What needs to be done:
Report how many lines contain "不正确的是". Give the number and nothing else.

Excerpted data:
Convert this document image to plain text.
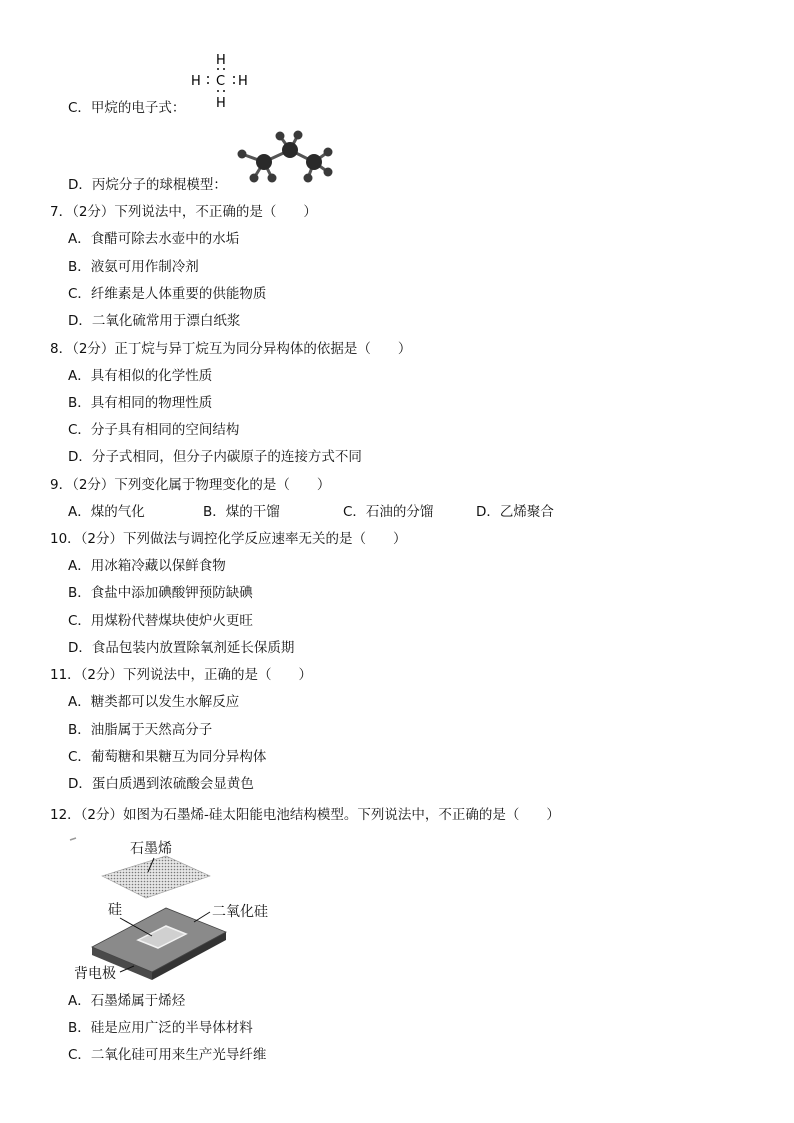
C．甲烷的电子式：
H
H C H
H
D．丙烷分子的球棍模型：
7．（2分）下列说法中，不正确的是（　　）
A．食醋可除去水壶中的水垢
B．液氨可用作制冷剂
C．纤维素是人体重要的供能物质
D．二氧化硫常用于漂白纸浆
8．（2分）正丁烷与异丁烷互为同分异构体的依据是（　　）
A．具有相似的化学性质
B．具有相同的物理性质
C．分子具有相同的空间结构
D．分子式相同，但分子内碳原子的连接方式不同
9．（2分）下列变化属于物理变化的是（　　）
A．煤的气化	B．煤的干馏	C．石油的分馏	D．乙烯聚合
10．（2分）下列做法与调控化学反应速率无关的是（　　）
A．用冰箱冷藏以保鲜食物
B．食盐中添加碘酸钾预防缺碘
C．用煤粉代替煤块使炉火更旺
D．食品包装内放置除氧剂延长保质期
11．（2分）下列说法中，正确的是（　　）
A．糖类都可以发生水解反应
B．油脂属于天然高分子
C．葡萄糖和果糖互为同分异构体
D．蛋白质遇到浓硫酸会显黄色
12．（2分）如图为石墨烯-硅太阳能电池结构模型。下列说法中，不正确的是（　　）
石墨烯
硅	二氧化硅
背电极
A．石墨烯属于烯烃
B．硅是应用广泛的半导体材料
C．二氧化硅可用来生产光导纤维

In response:
2